>> BEGIN PROVIDED INFORMATION

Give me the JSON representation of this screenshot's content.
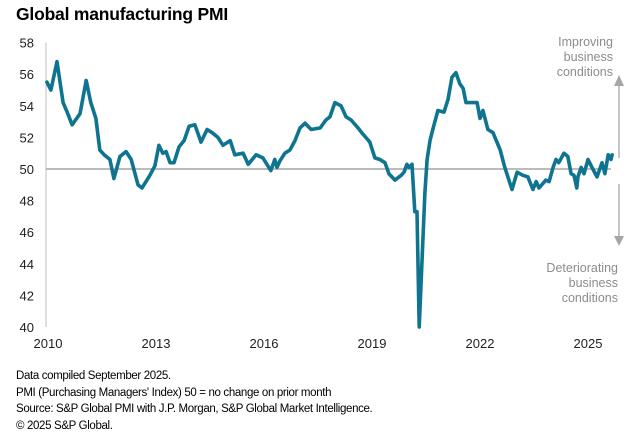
{
  "chart_data": {
    "type": "line",
    "title": "Global manufacturing PMI",
    "xlabel": "",
    "ylabel": "",
    "xlim": [
      2009.97,
      2025.7
    ],
    "ylim": [
      40,
      58
    ],
    "grid": false,
    "yticks": [
      40,
      42,
      44,
      46,
      48,
      50,
      52,
      54,
      56,
      58
    ],
    "xticks": [
      2010,
      2013,
      2016,
      2019,
      2022,
      2025
    ],
    "xtick_labels": [
      "2010",
      "2013",
      "2016",
      "2019",
      "2022",
      "2025"
    ],
    "reference_line": {
      "y": 50,
      "label": "50 = no change on prior month"
    },
    "line_color": "#0e7490",
    "reference_color": "#a6a6a6",
    "series": [
      {
        "name": "Global manufacturing PMI",
        "x": [
          2009.97,
          2010.08,
          2010.25,
          2010.42,
          2010.55,
          2010.67,
          2010.89,
          2011.06,
          2011.19,
          2011.33,
          2011.44,
          2011.56,
          2011.72,
          2011.83,
          2012.0,
          2012.17,
          2012.31,
          2012.5,
          2012.61,
          2012.83,
          2012.97,
          2013.08,
          2013.19,
          2013.28,
          2013.39,
          2013.5,
          2013.64,
          2013.78,
          2013.92,
          2014.08,
          2014.25,
          2014.42,
          2014.56,
          2014.72,
          2014.86,
          2015.06,
          2015.19,
          2015.42,
          2015.56,
          2015.78,
          2015.97,
          2016.19,
          2016.3,
          2016.36,
          2016.44,
          2016.58,
          2016.72,
          2016.86,
          2017.0,
          2017.14,
          2017.31,
          2017.56,
          2017.72,
          2017.83,
          2017.97,
          2018.14,
          2018.28,
          2018.42,
          2018.61,
          2018.75,
          2018.94,
          2019.08,
          2019.22,
          2019.36,
          2019.47,
          2019.64,
          2019.81,
          2019.89,
          2019.97,
          2020.03,
          2020.11,
          2020.19,
          2020.25,
          2020.31,
          2020.47,
          2020.53,
          2020.61,
          2020.69,
          2020.83,
          2021.0,
          2021.11,
          2021.22,
          2021.33,
          2021.44,
          2021.53,
          2021.61,
          2021.72,
          2021.92,
          2022.0,
          2022.08,
          2022.22,
          2022.36,
          2022.56,
          2022.69,
          2022.89,
          2023.03,
          2023.19,
          2023.33,
          2023.47,
          2023.56,
          2023.64,
          2023.83,
          2023.92,
          2024.03,
          2024.11,
          2024.19,
          2024.33,
          2024.44,
          2024.53,
          2024.61,
          2024.69,
          2024.72,
          2024.81,
          2024.89,
          2025.0,
          2025.11,
          2025.25,
          2025.39,
          2025.47,
          2025.56,
          2025.64,
          2025.67
        ],
        "y": [
          55.5,
          55.0,
          56.8,
          54.2,
          53.5,
          52.8,
          53.5,
          55.6,
          54.2,
          53.2,
          51.2,
          50.9,
          50.6,
          49.4,
          50.8,
          51.1,
          50.6,
          49.0,
          48.8,
          49.6,
          50.2,
          51.5,
          51.0,
          51.1,
          50.4,
          50.4,
          51.4,
          51.8,
          52.7,
          52.8,
          51.7,
          52.5,
          52.3,
          52.0,
          51.5,
          51.8,
          50.9,
          51.0,
          50.3,
          50.9,
          50.7,
          49.9,
          50.6,
          50.1,
          50.5,
          51.0,
          51.2,
          51.8,
          52.6,
          52.9,
          52.5,
          52.6,
          53.1,
          53.3,
          54.2,
          54.0,
          53.3,
          53.1,
          52.6,
          52.2,
          51.7,
          50.7,
          50.6,
          50.4,
          49.7,
          49.3,
          49.6,
          49.8,
          50.3,
          50.1,
          50.3,
          47.3,
          47.3,
          39.8,
          48.5,
          50.6,
          51.8,
          52.5,
          53.7,
          53.6,
          54.4,
          55.8,
          56.1,
          55.4,
          55.1,
          54.2,
          54.2,
          54.2,
          53.2,
          53.7,
          52.5,
          52.3,
          51.2,
          50.1,
          48.7,
          49.8,
          49.6,
          49.5,
          48.7,
          49.2,
          48.8,
          49.3,
          49.2,
          50.1,
          50.6,
          50.4,
          51.0,
          50.8,
          49.7,
          49.6,
          48.8,
          49.5,
          50.1,
          49.7,
          50.6,
          50.1,
          49.5,
          50.4,
          49.7,
          50.9,
          50.6,
          50.9
        ]
      }
    ],
    "annotations": [
      {
        "text": [
          "Improving",
          "business",
          "conditions"
        ],
        "arrow": "up"
      },
      {
        "text": [
          "Deteriorating",
          "business",
          "conditions"
        ],
        "arrow": "down"
      }
    ]
  },
  "footer": {
    "line1": "Data compiled September 2025.",
    "line2": "PMI (Purchasing Managers' Index) 50 = no change on prior month",
    "line3": "Source: S&P Global  PMI with J.P. Morgan, S&P Global Market Intelligence.",
    "line4": "© 2025 S&P Global."
  }
}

>> END PROVIDED INFORMATION

**GOAL OF THE EXERCISE**
Write out all the entries again, word for word, and print no images.

**SOLVED PROBLEM**
Give me the JSON representation of this screenshot's content.
{
  "chart_data": {
    "type": "line",
    "title": "Global manufacturing PMI",
    "xlabel": "",
    "ylabel": "",
    "xlim": [
      2009.97,
      2025.7
    ],
    "ylim": [
      40,
      58
    ],
    "grid": false,
    "yticks": [
      40,
      42,
      44,
      46,
      48,
      50,
      52,
      54,
      56,
      58
    ],
    "xticks": [
      2010,
      2013,
      2016,
      2019,
      2022,
      2025
    ],
    "xtick_labels": [
      "2010",
      "2013",
      "2016",
      "2019",
      "2022",
      "2025"
    ],
    "reference_line": {
      "y": 50,
      "label": "50 = no change on prior month"
    },
    "line_color": "#0e7490",
    "reference_color": "#a6a6a6",
    "series": [
      {
        "name": "Global manufacturing PMI",
        "x": [
          2009.97,
          2010.08,
          2010.25,
          2010.42,
          2010.55,
          2010.67,
          2010.89,
          2011.06,
          2011.19,
          2011.33,
          2011.44,
          2011.56,
          2011.72,
          2011.83,
          2012.0,
          2012.17,
          2012.31,
          2012.5,
          2012.61,
          2012.83,
          2012.97,
          2013.08,
          2013.19,
          2013.28,
          2013.39,
          2013.5,
          2013.64,
          2013.78,
          2013.92,
          2014.08,
          2014.25,
          2014.42,
          2014.56,
          2014.72,
          2014.86,
          2015.06,
          2015.19,
          2015.42,
          2015.56,
          2015.78,
          2015.97,
          2016.19,
          2016.3,
          2016.36,
          2016.44,
          2016.58,
          2016.72,
          2016.86,
          2017.0,
          2017.14,
          2017.31,
          2017.56,
          2017.72,
          2017.83,
          2017.97,
          2018.14,
          2018.28,
          2018.42,
          2018.61,
          2018.75,
          2018.94,
          2019.08,
          2019.22,
          2019.36,
          2019.47,
          2019.64,
          2019.81,
          2019.89,
          2019.97,
          2020.03,
          2020.11,
          2020.19,
          2020.25,
          2020.31,
          2020.47,
          2020.53,
          2020.61,
          2020.69,
          2020.83,
          2021.0,
          2021.11,
          2021.22,
          2021.33,
          2021.44,
          2021.53,
          2021.61,
          2021.72,
          2021.92,
          2022.0,
          2022.08,
          2022.22,
          2022.36,
          2022.56,
          2022.69,
          2022.89,
          2023.03,
          2023.19,
          2023.33,
          2023.47,
          2023.56,
          2023.64,
          2023.83,
          2023.92,
          2024.03,
          2024.11,
          2024.19,
          2024.33,
          2024.44,
          2024.53,
          2024.61,
          2024.69,
          2024.72,
          2024.81,
          2024.89,
          2025.0,
          2025.11,
          2025.25,
          2025.39,
          2025.47,
          2025.56,
          2025.64,
          2025.67
        ],
        "y": [
          55.5,
          55.0,
          56.8,
          54.2,
          53.5,
          52.8,
          53.5,
          55.6,
          54.2,
          53.2,
          51.2,
          50.9,
          50.6,
          49.4,
          50.8,
          51.1,
          50.6,
          49.0,
          48.8,
          49.6,
          50.2,
          51.5,
          51.0,
          51.1,
          50.4,
          50.4,
          51.4,
          51.8,
          52.7,
          52.8,
          51.7,
          52.5,
          52.3,
          52.0,
          51.5,
          51.8,
          50.9,
          51.0,
          50.3,
          50.9,
          50.7,
          49.9,
          50.6,
          50.1,
          50.5,
          51.0,
          51.2,
          51.8,
          52.6,
          52.9,
          52.5,
          52.6,
          53.1,
          53.3,
          54.2,
          54.0,
          53.3,
          53.1,
          52.6,
          52.2,
          51.7,
          50.7,
          50.6,
          50.4,
          49.7,
          49.3,
          49.6,
          49.8,
          50.3,
          50.1,
          50.3,
          47.3,
          47.3,
          39.8,
          48.5,
          50.6,
          51.8,
          52.5,
          53.7,
          53.6,
          54.4,
          55.8,
          56.1,
          55.4,
          55.1,
          54.2,
          54.2,
          54.2,
          53.2,
          53.7,
          52.5,
          52.3,
          51.2,
          50.1,
          48.7,
          49.8,
          49.6,
          49.5,
          48.7,
          49.2,
          48.8,
          49.3,
          49.2,
          50.1,
          50.6,
          50.4,
          51.0,
          50.8,
          49.7,
          49.6,
          48.8,
          49.5,
          50.1,
          49.7,
          50.6,
          50.1,
          49.5,
          50.4,
          49.7,
          50.9,
          50.6,
          50.9
        ]
      }
    ],
    "annotations": [
      {
        "text": [
          "Improving",
          "business",
          "conditions"
        ],
        "arrow": "up"
      },
      {
        "text": [
          "Deteriorating",
          "business",
          "conditions"
        ],
        "arrow": "down"
      }
    ]
  },
  "footer": {
    "line1": "Data compiled September 2025.",
    "line2": "PMI (Purchasing Managers' Index) 50 = no change on prior month",
    "line3": "Source: S&P Global  PMI with J.P. Morgan, S&P Global Market Intelligence.",
    "line4": "© 2025 S&P Global."
  }
}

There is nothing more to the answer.